**LIST OF TASKS**
1) In the marathon recap below, shorten the paragraph that begins "Meantime, I spent months and months" while keeping its main facts.
2) From the marathon recap below, pull out the passage starting with "Lost Dutchman Marathon" and going on through "version recap :)", word for word.

**SELECTED PASSAGE**
☆ ☆ ☆ ☆

Friday, April 7, 2017

Lost Dutchman Marathon (2/19/17)

Short version: 

I ran my fifth marathon in February and killed it! Scroll down for some pictures, or keep reading for the long version recap :)

Long version:

When I turned the big 4-0 in June, my parents gave me the very generous gift of a destination race of my choice. I wanted a cool-weather race, and with three of the five of us working a school calendar, our options were limited.

We settled on The Lost Dutchman on Presidents' Day weekend outside Phoenix, touted as a beautiful course with perfect weather. Brad, Eryn and I registered for the half marathon while Mom and Dad signed up for the 10K.
Meantime, I spent months and months training with Eryn for October's Portland Marathon. Because of Eryn's IT band injury, we missed our time goal, and I felt a bit unsatisfied. So I toyed with the idea of bumping up to the full marathon in Arizona and putting my training to the test.

Organizers describe the marathon course as "challenging", but I read tons of reviews that also said it was the most beautiful course they'd ever run. Sounds fun :)

I held the idea loosely, not committing until the very last minute. But I still did all the requisite long runs through our unusually snowy/icy winter - some on the treadmill and some in the snow (18 miles in the snow. I only fell once!) - along with some speed work. Because I knew I already had the mileage base, I focused on speed for the first time in a marathon training cycle.

☆ ☆ ☆ ☆

**DATASET CONTENT**
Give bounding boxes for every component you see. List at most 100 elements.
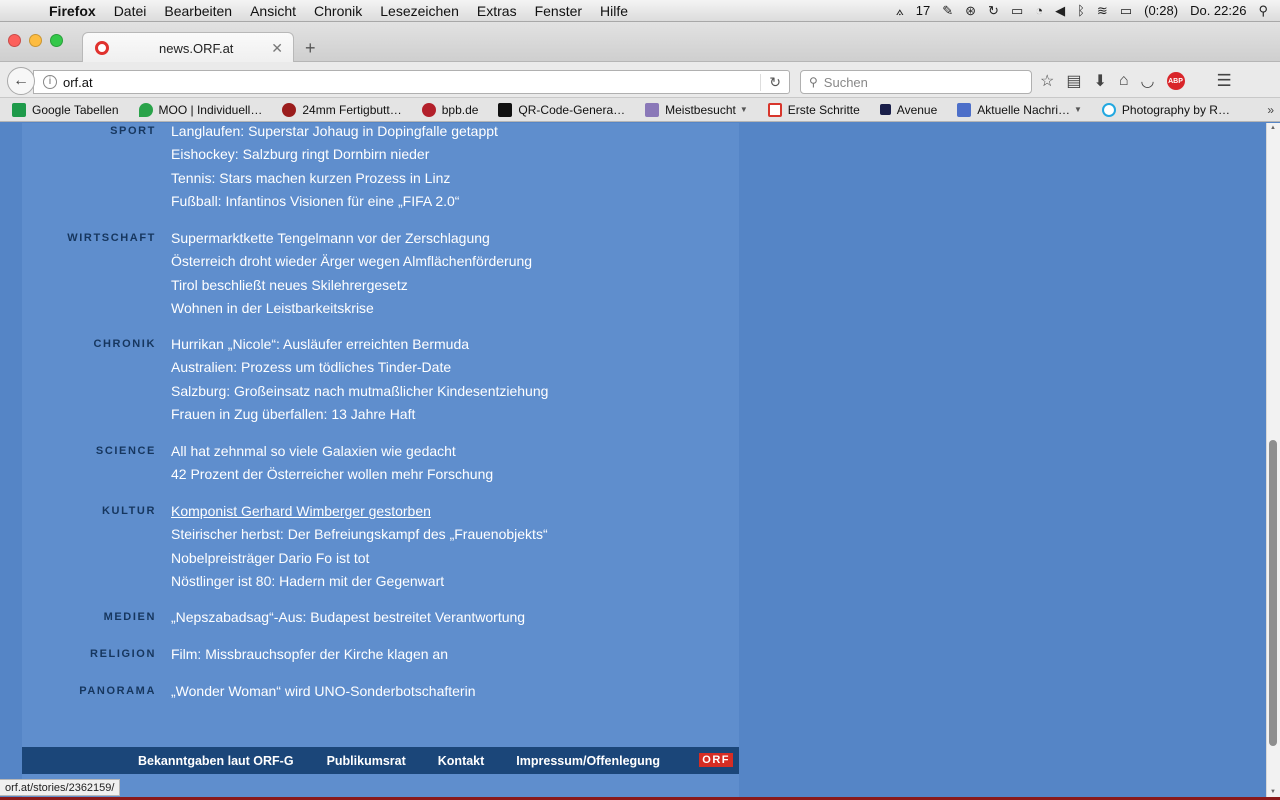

☆ ☆ ☆ ☆

**WORKED SOLUTIONS**
1) I trained for months with Eryn for October's Portland Marathon, but Eryn's IT band injury cost us our time goal, which left me a little unsatisfied. So I considered switching to the full marathon in Arizona to test my training.

2)
Lost Dutchman Marathon (2/19/17)

Short version: 

I ran my fifth marathon in February and killed it! Scroll down for some pictures, or keep reading for the long version recap :)